ROWS
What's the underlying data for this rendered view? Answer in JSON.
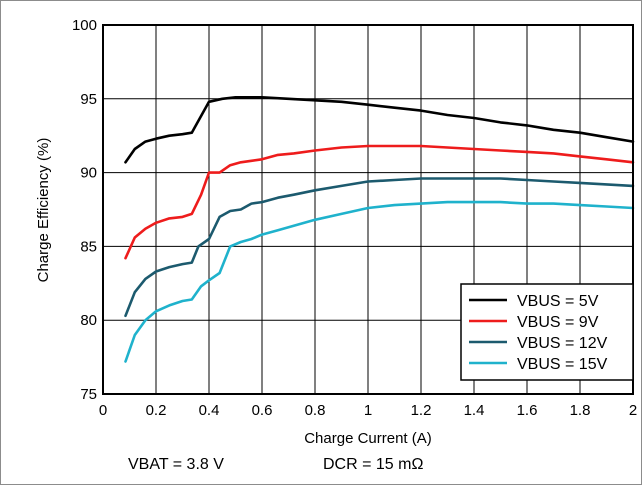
{
  "chart_data": {
    "type": "line",
    "title": "",
    "xlabel": "Charge Current (A)",
    "ylabel": "Charge Efficiency (%)",
    "xlim": [
      0,
      2
    ],
    "ylim": [
      75,
      100
    ],
    "xticks": [
      0,
      0.2,
      0.4,
      0.6,
      0.8,
      1,
      1.2,
      1.4,
      1.6,
      1.8,
      2
    ],
    "xtick_labels": [
      "0",
      "0.2",
      "0.4",
      "0.6",
      "0.8",
      "1",
      "1.2",
      "1.4",
      "1.6",
      "1.8",
      "2"
    ],
    "yticks": [
      75,
      80,
      85,
      90,
      95,
      100
    ],
    "ytick_labels": [
      "75",
      "80",
      "85",
      "90",
      "95",
      "100"
    ],
    "grid": true,
    "legend_position": "bottom-right",
    "series": [
      {
        "name": "VBUS = 5V",
        "color": "#000000",
        "x": [
          0.085,
          0.12,
          0.16,
          0.2,
          0.25,
          0.3,
          0.335,
          0.4,
          0.45,
          0.5,
          0.55,
          0.6,
          0.7,
          0.8,
          0.9,
          1.0,
          1.1,
          1.2,
          1.3,
          1.4,
          1.5,
          1.6,
          1.7,
          1.8,
          1.9,
          2.0
        ],
        "y": [
          90.7,
          91.6,
          92.1,
          92.3,
          92.5,
          92.6,
          92.7,
          94.8,
          95.0,
          95.1,
          95.1,
          95.1,
          95.0,
          94.9,
          94.8,
          94.6,
          94.4,
          94.2,
          93.9,
          93.7,
          93.4,
          93.2,
          92.9,
          92.7,
          92.4,
          92.1
        ]
      },
      {
        "name": "VBUS = 9V",
        "color": "#ee1c1c",
        "x": [
          0.085,
          0.12,
          0.16,
          0.2,
          0.25,
          0.3,
          0.335,
          0.37,
          0.4,
          0.44,
          0.48,
          0.52,
          0.56,
          0.6,
          0.66,
          0.72,
          0.8,
          0.9,
          1.0,
          1.1,
          1.2,
          1.3,
          1.4,
          1.5,
          1.6,
          1.7,
          1.8,
          1.9,
          2.0
        ],
        "y": [
          84.2,
          85.6,
          86.2,
          86.6,
          86.9,
          87.0,
          87.2,
          88.5,
          90.0,
          90.0,
          90.5,
          90.7,
          90.8,
          90.9,
          91.2,
          91.3,
          91.5,
          91.7,
          91.8,
          91.8,
          91.8,
          91.7,
          91.6,
          91.5,
          91.4,
          91.3,
          91.1,
          90.9,
          90.7
        ]
      },
      {
        "name": "VBUS = 12V",
        "color": "#1c5a6e",
        "x": [
          0.085,
          0.12,
          0.16,
          0.2,
          0.25,
          0.3,
          0.335,
          0.36,
          0.4,
          0.44,
          0.48,
          0.52,
          0.56,
          0.6,
          0.66,
          0.72,
          0.8,
          0.9,
          1.0,
          1.1,
          1.2,
          1.3,
          1.4,
          1.5,
          1.6,
          1.7,
          1.8,
          1.9,
          2.0
        ],
        "y": [
          80.3,
          81.9,
          82.8,
          83.3,
          83.6,
          83.8,
          83.9,
          85.0,
          85.5,
          87.0,
          87.4,
          87.5,
          87.9,
          88.0,
          88.3,
          88.5,
          88.8,
          89.1,
          89.4,
          89.5,
          89.6,
          89.6,
          89.6,
          89.6,
          89.5,
          89.4,
          89.3,
          89.2,
          89.1
        ]
      },
      {
        "name": "VBUS = 15V",
        "color": "#1fb2cc",
        "x": [
          0.085,
          0.12,
          0.16,
          0.2,
          0.25,
          0.3,
          0.335,
          0.37,
          0.4,
          0.44,
          0.48,
          0.52,
          0.56,
          0.6,
          0.66,
          0.72,
          0.8,
          0.9,
          1.0,
          1.1,
          1.2,
          1.3,
          1.4,
          1.5,
          1.6,
          1.7,
          1.8,
          1.9,
          2.0
        ],
        "y": [
          77.2,
          79.0,
          80.0,
          80.6,
          81.0,
          81.3,
          81.4,
          82.3,
          82.7,
          83.2,
          85.0,
          85.3,
          85.5,
          85.8,
          86.1,
          86.4,
          86.8,
          87.2,
          87.6,
          87.8,
          87.9,
          88.0,
          88.0,
          88.0,
          87.9,
          87.9,
          87.8,
          87.7,
          87.6
        ]
      }
    ]
  },
  "notes": {
    "vbat": "VBAT = 3.8 V",
    "dcr": "DCR = 15 mΩ"
  }
}
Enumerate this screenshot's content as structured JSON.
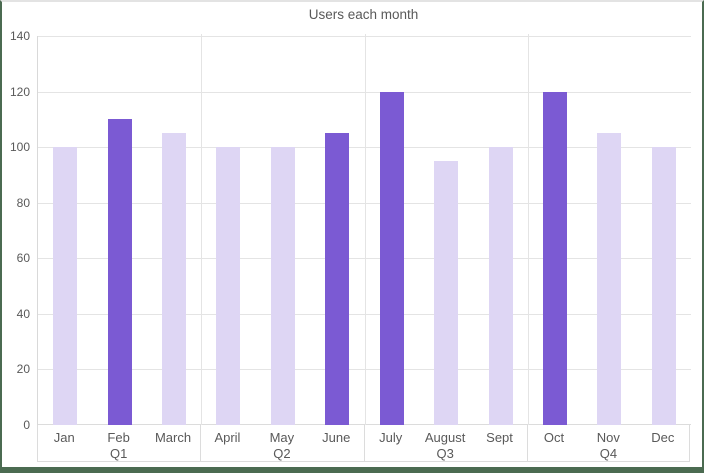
{
  "chart_data": {
    "type": "bar",
    "title": "Users each month",
    "categories": [
      "Jan",
      "Feb",
      "March",
      "April",
      "May",
      "June",
      "July",
      "August",
      "Sept",
      "Oct",
      "Nov",
      "Dec"
    ],
    "values": [
      100,
      110,
      105,
      100,
      100,
      105,
      120,
      95,
      100,
      120,
      105,
      100
    ],
    "emphasized": [
      false,
      true,
      false,
      false,
      false,
      true,
      true,
      false,
      false,
      true,
      false,
      false
    ],
    "groups": [
      {
        "label": "Q1",
        "months": [
          "Jan",
          "Feb",
          "March"
        ]
      },
      {
        "label": "Q2",
        "months": [
          "April",
          "May",
          "June"
        ]
      },
      {
        "label": "Q3",
        "months": [
          "July",
          "August",
          "Sept"
        ]
      },
      {
        "label": "Q4",
        "months": [
          "Oct",
          "Nov",
          "Dec"
        ]
      }
    ],
    "xlabel": "",
    "ylabel": "",
    "ylim": [
      0,
      140
    ],
    "yticks": [
      0,
      20,
      40,
      60,
      80,
      100,
      120,
      140
    ],
    "grid": true,
    "legend_position": "none",
    "colors": {
      "bar_default": "#ded6f4",
      "bar_emphasis": "#7b5ad3",
      "gridline": "#e4e4e4",
      "axis_text": "#595959",
      "frame_accent": "#4b6b51"
    }
  }
}
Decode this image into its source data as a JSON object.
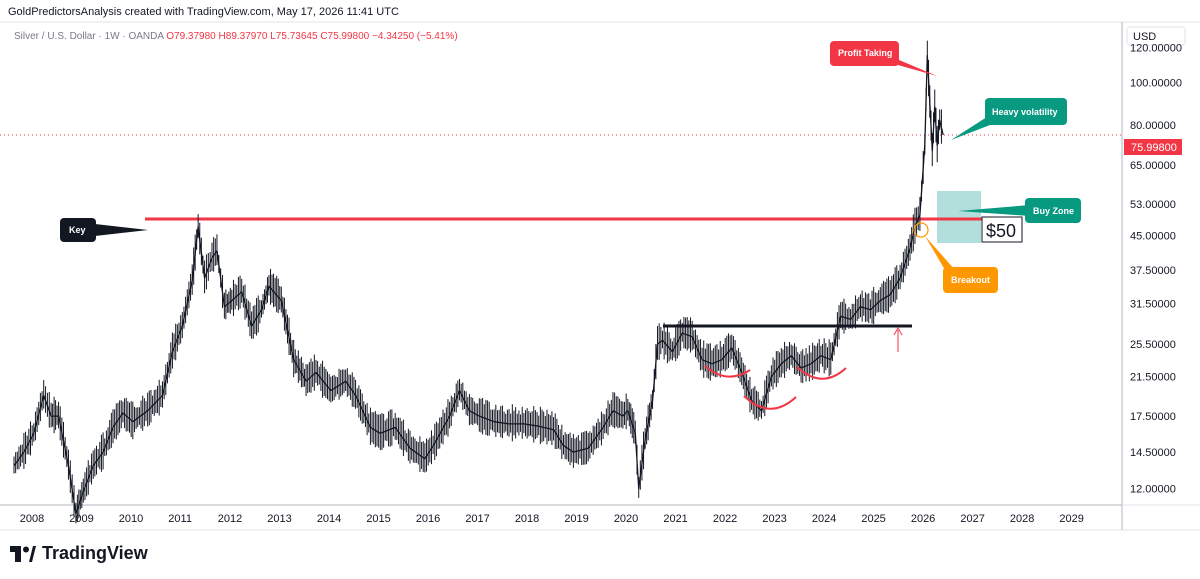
{
  "header": {
    "attribution": "GoldPredictorsAnalysis created with TradingView.com, May 17, 2026 11:41 UTC"
  },
  "legend": {
    "symbol": "Silver / U.S. Dollar · 1W · OANDA",
    "open": "O79.37980",
    "high": "H89.37970",
    "low": "L75.73645",
    "close": "C75.99800",
    "change": "−4.34250 (−5.41%)"
  },
  "price_axis": {
    "currency": "USD",
    "ticks": [
      "120.00000",
      "100.00000",
      "80.00000",
      "65.00000",
      "53.00000",
      "45.00000",
      "37.50000",
      "31.50000",
      "25.50000",
      "21.50000",
      "17.50000",
      "14.50000",
      "12.00000"
    ],
    "last_price_label": "75.99800"
  },
  "time_axis": {
    "ticks": [
      "2008",
      "2009",
      "2010",
      "2011",
      "2012",
      "2013",
      "2014",
      "2015",
      "2016",
      "2017",
      "2018",
      "2019",
      "2020",
      "2021",
      "2022",
      "2023",
      "2024",
      "2025",
      "2026",
      "2027",
      "2028",
      "2029"
    ]
  },
  "annotations": {
    "key": "Key",
    "profit_taking": "Profit Taking",
    "heavy_volatility": "Heavy volatility",
    "buy_zone": "Buy Zone",
    "breakout": "Breakout",
    "fifty": "$50"
  },
  "colors": {
    "red": "#f23645",
    "teal": "#089981",
    "orange": "#ff9800",
    "buy_zone_fill": "#b2dfdb",
    "key_box": "#131722",
    "candle": "#131722"
  },
  "brand": {
    "name": "TradingView"
  },
  "chart_data": {
    "type": "candlestick-line",
    "symbol": "XAGUSD weekly",
    "x_range": [
      2007.6,
      2029.7
    ],
    "y_range_log": [
      11.0,
      135.0
    ],
    "key_level": 49.0,
    "neckline_level": 29.0,
    "series": [
      {
        "name": "Silver",
        "x": [
          2007.6,
          2007.8,
          2008.0,
          2008.2,
          2008.35,
          2008.5,
          2008.7,
          2008.85,
          2009.0,
          2009.2,
          2009.4,
          2009.6,
          2009.8,
          2010.0,
          2010.3,
          2010.6,
          2010.8,
          2011.0,
          2011.2,
          2011.32,
          2011.45,
          2011.6,
          2011.7,
          2011.85,
          2012.0,
          2012.2,
          2012.4,
          2012.6,
          2012.75,
          2013.0,
          2013.25,
          2013.5,
          2013.7,
          2014.0,
          2014.3,
          2014.5,
          2014.8,
          2015.0,
          2015.3,
          2015.6,
          2015.9,
          2016.1,
          2016.4,
          2016.6,
          2016.8,
          2017.0,
          2017.3,
          2017.6,
          2017.9,
          2018.2,
          2018.5,
          2018.7,
          2018.9,
          2019.2,
          2019.5,
          2019.7,
          2019.9,
          2020.0,
          2020.15,
          2020.22,
          2020.35,
          2020.5,
          2020.6,
          2020.7,
          2020.9,
          2021.1,
          2021.3,
          2021.5,
          2021.7,
          2021.9,
          2022.1,
          2022.3,
          2022.5,
          2022.7,
          2022.9,
          2023.1,
          2023.3,
          2023.5,
          2023.7,
          2023.9,
          2024.1,
          2024.3,
          2024.5,
          2024.7,
          2024.9,
          2025.1,
          2025.3,
          2025.5,
          2025.7,
          2025.8,
          2025.9,
          2026.0,
          2026.05,
          2026.1,
          2026.15,
          2026.2,
          2026.25,
          2026.3,
          2026.37
        ],
        "y": [
          13.5,
          14.5,
          16.0,
          19.5,
          17.5,
          17.5,
          13.5,
          10.5,
          11.8,
          13.5,
          14.5,
          16.5,
          17.8,
          17.0,
          18.0,
          19.5,
          24.5,
          28.0,
          35.5,
          47.0,
          36.0,
          40.0,
          41.5,
          31.0,
          32.0,
          33.5,
          28.0,
          30.5,
          34.5,
          32.0,
          23.5,
          21.0,
          22.0,
          20.0,
          21.0,
          19.5,
          16.5,
          16.0,
          16.5,
          14.8,
          14.0,
          15.2,
          17.5,
          20.0,
          18.0,
          17.5,
          17.0,
          16.8,
          16.8,
          16.6,
          16.3,
          15.0,
          14.5,
          14.8,
          16.5,
          18.0,
          17.5,
          18.0,
          16.0,
          12.0,
          15.5,
          19.0,
          25.5,
          26.0,
          24.5,
          27.0,
          26.5,
          23.5,
          23.0,
          23.5,
          25.0,
          22.0,
          19.0,
          18.0,
          21.5,
          23.0,
          24.0,
          22.5,
          23.0,
          24.0,
          23.5,
          29.5,
          29.0,
          31.0,
          30.5,
          32.0,
          33.0,
          36.0,
          42.0,
          47.0,
          50.0,
          72.0,
          115.0,
          90.0,
          70.0,
          88.0,
          72.0,
          82.0,
          76.0
        ]
      }
    ],
    "last_close": 75.998
  }
}
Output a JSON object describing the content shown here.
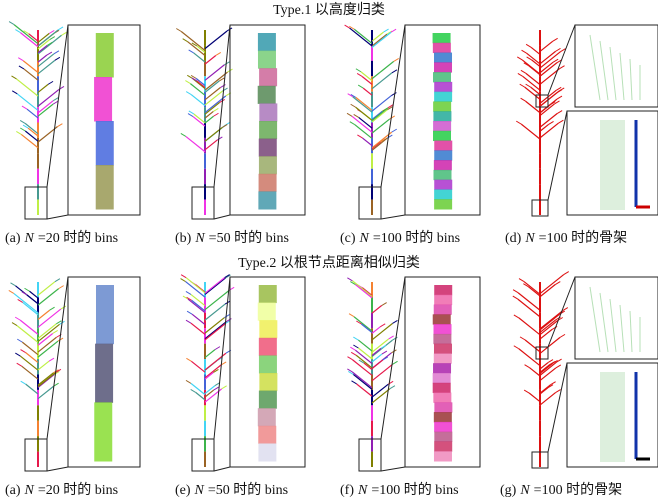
{
  "figure": {
    "rows": [
      {
        "title": "Type.1 以高度归类",
        "captions": [
          {
            "label": "(a)",
            "var": "N",
            "text": "=20 时的 bins"
          },
          {
            "label": "(b)",
            "var": "N",
            "text": "=50 时的 bins"
          },
          {
            "label": "(c)",
            "var": "N",
            "text": "=100 时的 bins"
          },
          {
            "label": "(d)",
            "var": "N",
            "text": "=100 时的骨架"
          }
        ]
      },
      {
        "title": "Type.2 以根节点距离相似归类",
        "captions": [
          {
            "label": "(a)",
            "var": "N",
            "text": "=20 时的 bins"
          },
          {
            "label": "(e)",
            "var": "N",
            "text": "=50 时的 bins"
          },
          {
            "label": "(f)",
            "var": "N",
            "text": "=100 时的 bins"
          },
          {
            "label": "(g)",
            "var": "N",
            "text": "=100 时的骨架"
          }
        ]
      }
    ]
  }
}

TASK DESCRIPTION
All lines in the data that contain the word "name" should be copied.

EXERCISE ANSWER
        "name": "VBUS = 5V",
        "name": "VBUS = 9V",
        "name": "VBUS = 12V",
        "name": "VBUS = 15V",
    "name": "TradingView"
        "name": "Silver",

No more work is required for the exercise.